### Problem statement
Go through the data and copy every line exactly, but not the images.

### Dataset records
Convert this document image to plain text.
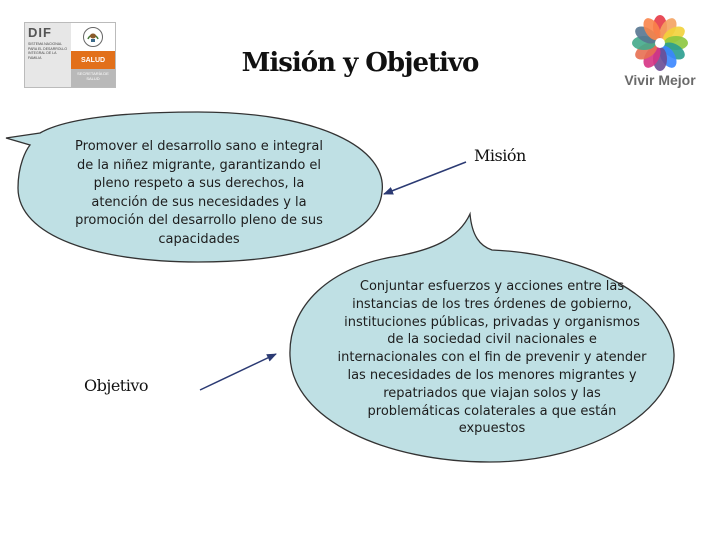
DIF
SISTEMA NACIONAL PARA EL DESARROLLO INTEGRAL DE LA FAMILIA	SALUD
SECRETARÍA DE SALUD
Misión y Objetivo
Vivir Mejor
Promover el desarrollo sano e integral de la niñez migrante, garantizando el pleno respeto a sus derechos, la atención de sus necesidades y la promoción del desarrollo pleno de sus capacidades
Misión
Conjuntar esfuerzos y acciones entre las instancias de los tres órdenes de gobierno, instituciones públicas, privadas y organismos de la sociedad civil nacionales e internacionales con el fin de prevenir y atender las necesidades de los menores migrantes y repatriados que viajan solos y las problemáticas colaterales a que están expuestos
Objetivo
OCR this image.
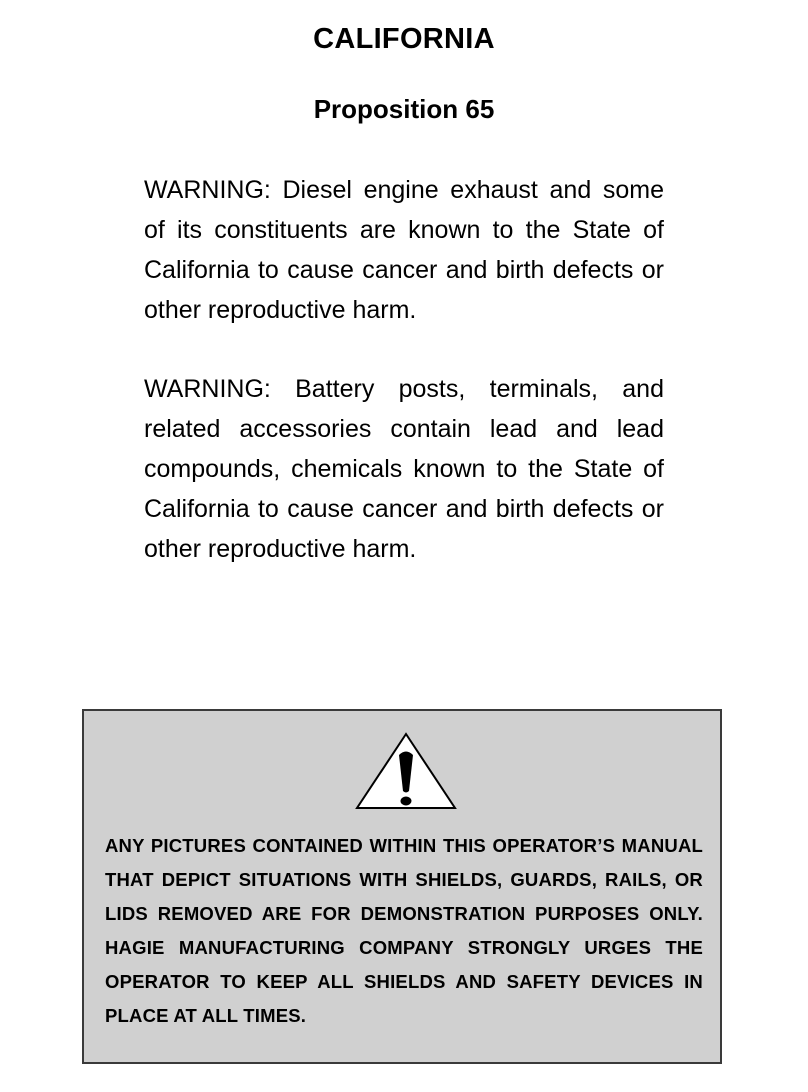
CALIFORNIA
Proposition 65

WARNING: Diesel engine exhaust and some of its constituents are known to the State of California to cause cancer and birth defects or other reproductive harm.

WARNING: Battery posts, terminals, and related accessories contain lead and lead compounds, chemicals known to the State of California to cause cancer and birth defects or other reproductive harm.

ANY PICTURES CONTAINED WITHIN THIS OPERATOR’S MANUAL THAT DEPICT SITUATIONS WITH SHIELDS, GUARDS, RAILS, OR LIDS REMOVED ARE FOR DEMONSTRATION PURPOSES ONLY. HAGIE MANUFACTURING COMPANY STRONGLY URGES THE OPERATOR TO KEEP ALL SHIELDS AND SAFETY DEVICES IN PLACE AT ALL TIMES.
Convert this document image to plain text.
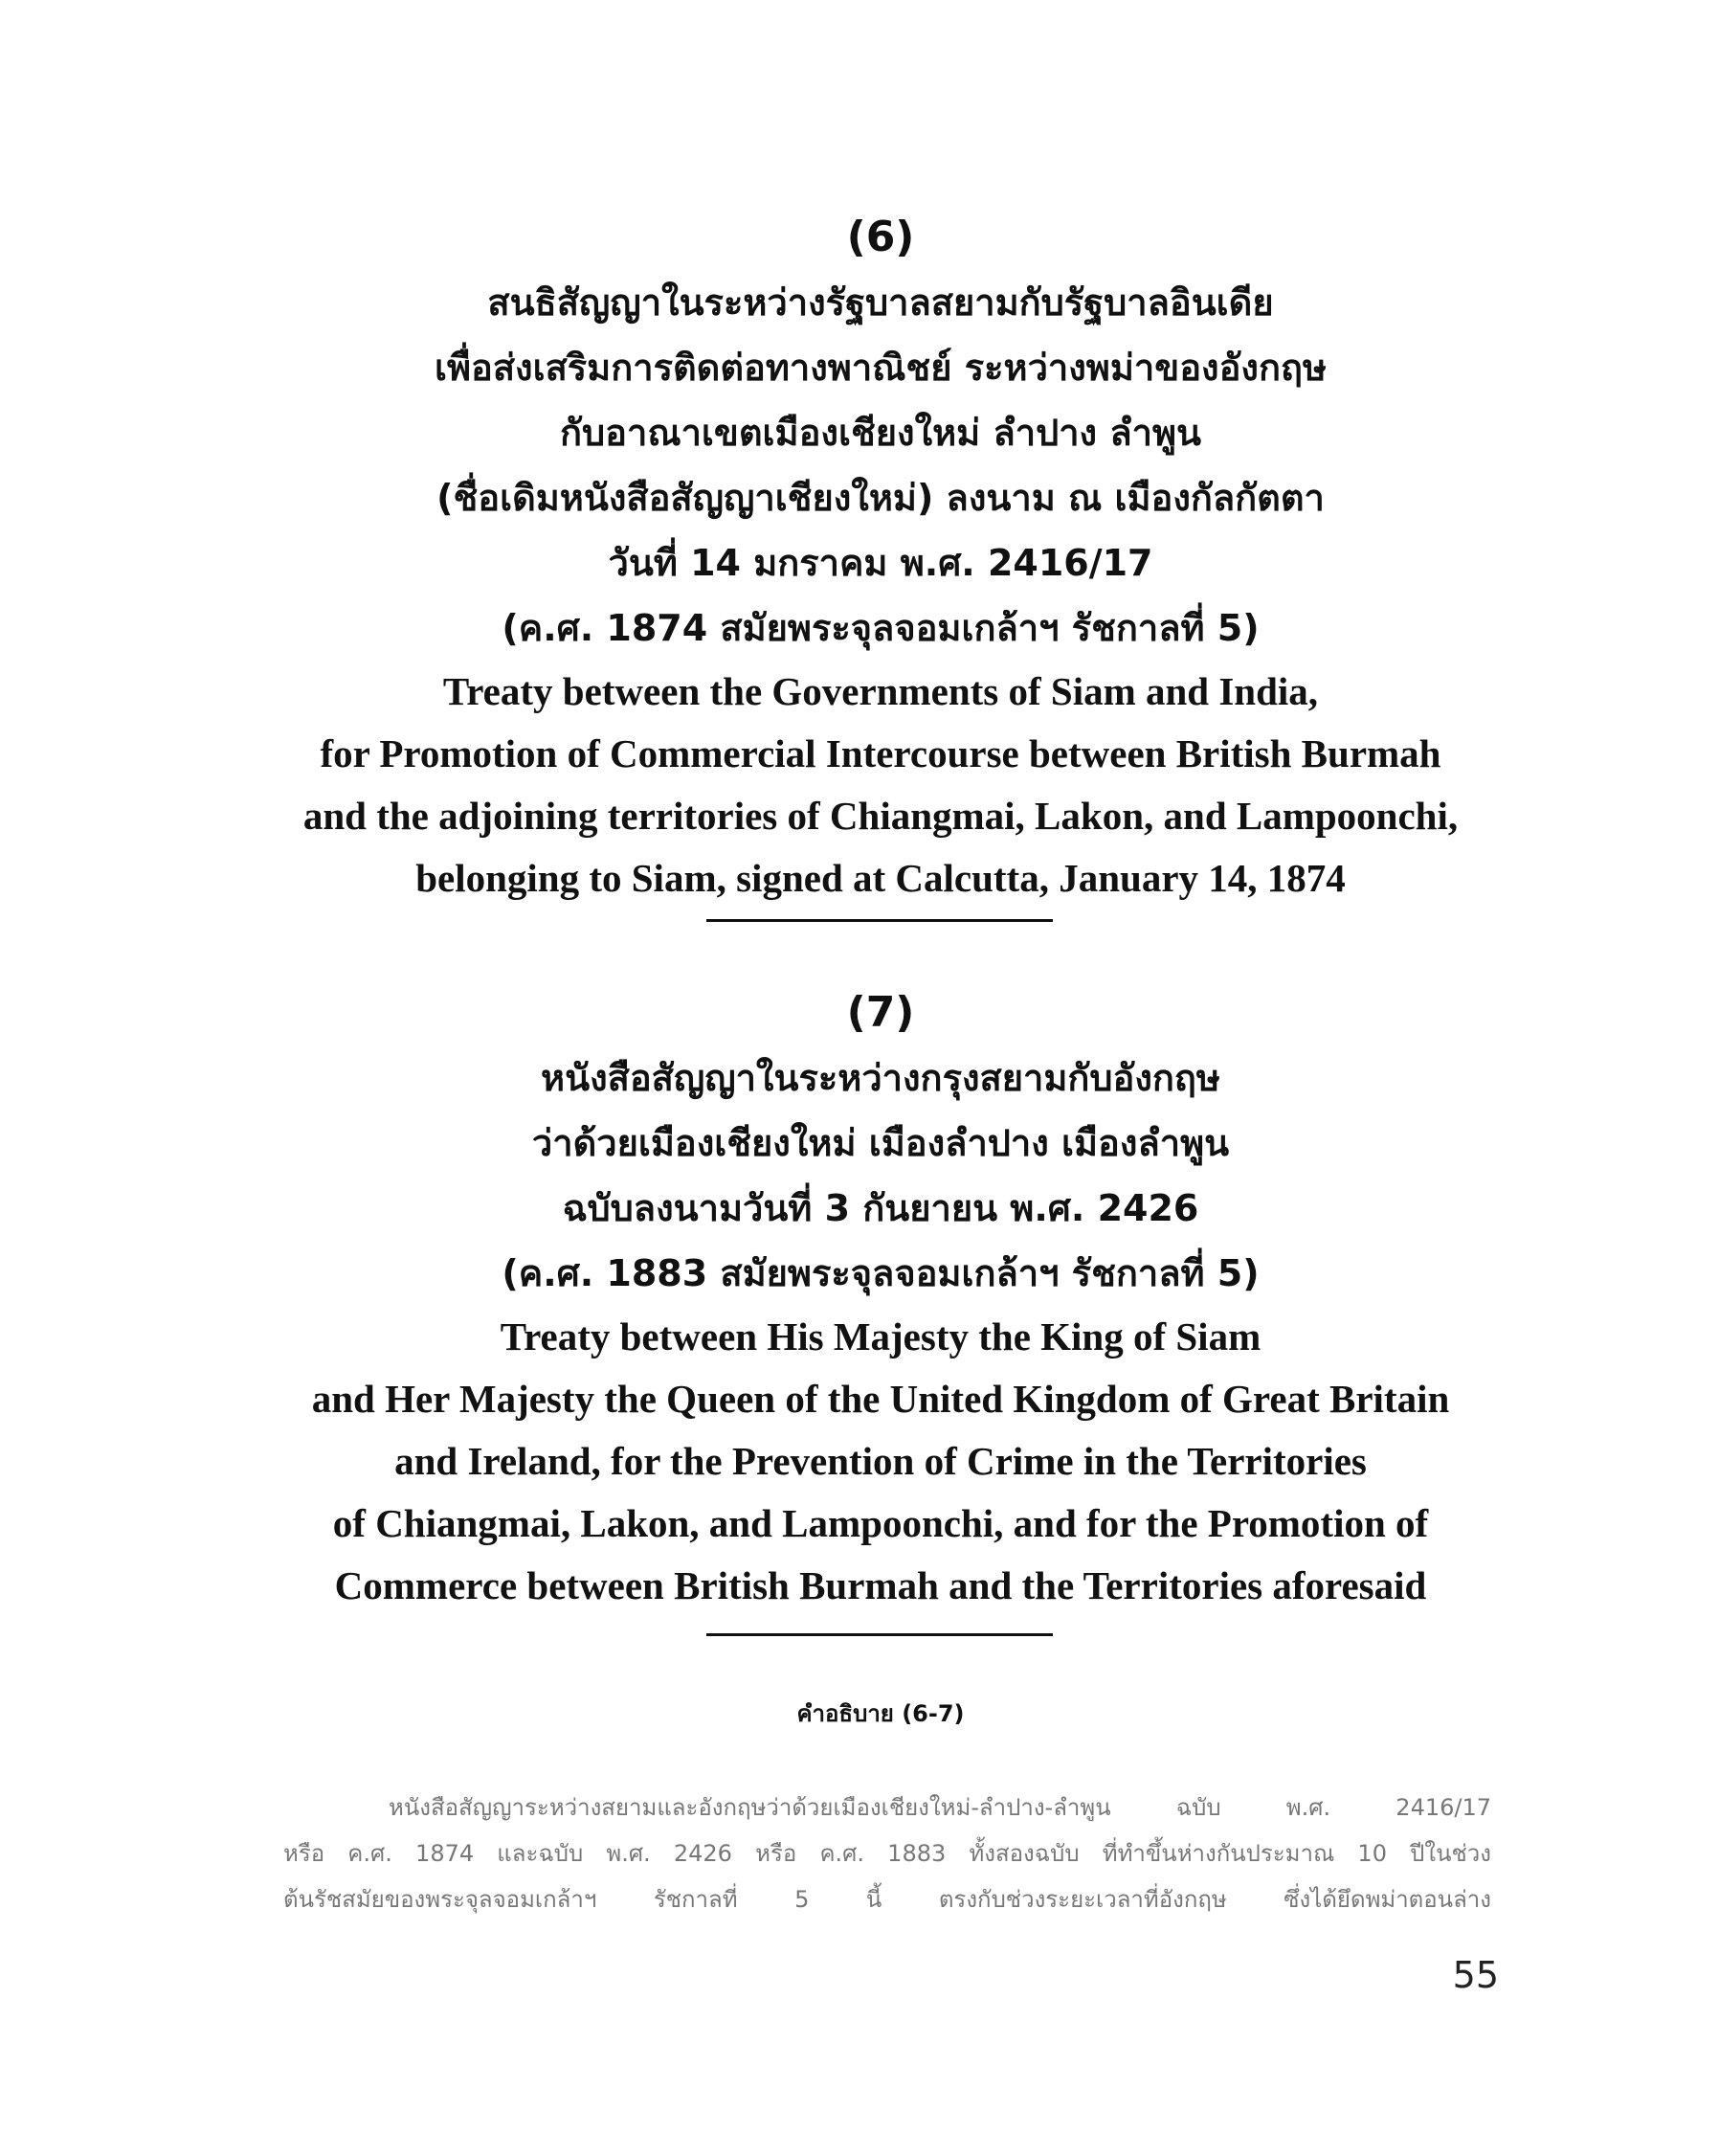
(6)
สนธิสัญญาในระหว่างรัฐบาลสยามกับรัฐบาลอินเดีย
เพื่อส่งเสริมการติดต่อทางพาณิชย์ ระหว่างพม่าของอังกฤษ
กับอาณาเขตเมืองเชียงใหม่ ลำปาง ลำพูน
(ชื่อเดิมหนังสือสัญญาเชียงใหม่) ลงนาม ณ เมืองกัลกัตตา
วันที่ 14 มกราคม พ.ศ. 2416/17
(ค.ศ. 1874 สมัยพระจุลจอมเกล้าฯ รัชกาลที่ 5)
Treaty between the Governments of Siam and India,
for Promotion of Commercial Intercourse between British Burmah
and the adjoining territories of Chiangmai, Lakon, and Lampoonchi,
belonging to Siam, signed at Calcutta, January 14, 1874
(7)
หนังสือสัญญาในระหว่างกรุงสยามกับอังกฤษ
ว่าด้วยเมืองเชียงใหม่ เมืองลำปาง เมืองลำพูน
ฉบับลงนามวันที่ 3 กันยายน พ.ศ. 2426
(ค.ศ. 1883 สมัยพระจุลจอมเกล้าฯ รัชกาลที่ 5)
Treaty between His Majesty the King of Siam
and Her Majesty the Queen of the United Kingdom of Great Britain
and Ireland, for the Prevention of Crime in the Territories
of Chiangmai, Lakon, and Lampoonchi, and for the Promotion of
Commerce between British Burmah and the Territories aforesaid
คำอธิบาย (6-7)
หนังสือสัญญาระหว่างสยามและอังกฤษว่าด้วยเมืองเชียงใหม่-ลำปาง-ลำพูน ฉบับ พ.ศ. 2416/17
หรือ ค.ศ. 1874 และฉบับ พ.ศ. 2426 หรือ ค.ศ. 1883 ทั้งสองฉบับ ที่ทำขึ้นห่างกันประมาณ 10 ปีในช่วง
ต้นรัชสมัยของพระจุลจอมเกล้าฯ รัชกาลที่ 5 นี้ ตรงกับช่วงระยะเวลาที่อังกฤษ ซึ่งได้ยึดพม่าตอนล่าง
55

### Expected answer
Convert this document image to plain text.
DIF
SISTEMA NACIONAL PARA EL DESARROLLO INTEGRAL DE LA FAMILIA	SALUD
SECRETARÍA DE SALUD
Misión y Objetivo
Vivir Mejor
Promover el desarrollo sano e integral de la niñez migrante, garantizando el pleno respeto a sus derechos, la atención de sus necesidades y la promoción del desarrollo pleno de sus capacidades
Misión
Conjuntar esfuerzos y acciones entre las instancias de los tres órdenes de gobierno, instituciones públicas, privadas y organismos de la sociedad civil nacionales e internacionales con el fin de prevenir y atender las necesidades de los menores migrantes y repatriados que viajan solos y las problemáticas colaterales a que están expuestos
Objetivo
OCR this image.
CALIFORNIA
Proposition 65

WARNING: Diesel engine exhaust and some of its constituents are known to the State of California to cause cancer and birth defects or other reproductive harm.

WARNING: Battery posts, terminals, and related accessories contain lead and lead compounds, chemicals known to the State of California to cause cancer and birth defects or other reproductive harm.

ANY PICTURES CONTAINED WITHIN THIS OPERATOR’S MANUAL THAT DEPICT SITUATIONS WITH SHIELDS, GUARDS, RAILS, OR LIDS REMOVED ARE FOR DEMONSTRATION PURPOSES ONLY. HAGIE MANUFACTURING COMPANY STRONGLY URGES THE OPERATOR TO KEEP ALL SHIELDS AND SAFETY DEVICES IN PLACE AT ALL TIMES.
Convert this document image to plain text.
(6)
สนธิสัญญาในระหว่างรัฐบาลสยามกับรัฐบาลอินเดีย
เพื่อส่งเสริมการติดต่อทางพาณิชย์ ระหว่างพม่าของอังกฤษ
กับอาณาเขตเมืองเชียงใหม่ ลำปาง ลำพูน
(ชื่อเดิมหนังสือสัญญาเชียงใหม่) ลงนาม ณ เมืองกัลกัตตา
วันที่ 14 มกราคม พ.ศ. 2416/17
(ค.ศ. 1874 สมัยพระจุลจอมเกล้าฯ รัชกาลที่ 5)
Treaty between the Governments of Siam and India,
for Promotion of Commercial Intercourse between British Burmah
and the adjoining territories of Chiangmai, Lakon, and Lampoonchi,
belonging to Siam, signed at Calcutta, January 14, 1874
(7)
หนังสือสัญญาในระหว่างกรุงสยามกับอังกฤษ
ว่าด้วยเมืองเชียงใหม่ เมืองลำปาง เมืองลำพูน
ฉบับลงนามวันที่ 3 กันยายน พ.ศ. 2426
(ค.ศ. 1883 สมัยพระจุลจอมเกล้าฯ รัชกาลที่ 5)
Treaty between His Majesty the King of Siam
and Her Majesty the Queen of the United Kingdom of Great Britain
and Ireland, for the Prevention of Crime in the Territories
of Chiangmai, Lakon, and Lampoonchi, and for the Promotion of
Commerce between British Burmah and the Territories aforesaid
คำอธิบาย (6-7)
หนังสือสัญญาระหว่างสยามและอังกฤษว่าด้วยเมืองเชียงใหม่-ลำปาง-ลำพูน ฉบับ พ.ศ. 2416/17
หรือ ค.ศ. 1874 และฉบับ พ.ศ. 2426 หรือ ค.ศ. 1883 ทั้งสองฉบับ ที่ทำขึ้นห่างกันประมาณ 10 ปีในช่วง
ต้นรัชสมัยของพระจุลจอมเกล้าฯ รัชกาลที่ 5 นี้ ตรงกับช่วงระยะเวลาที่อังกฤษ ซึ่งได้ยึดพม่าตอนล่าง
55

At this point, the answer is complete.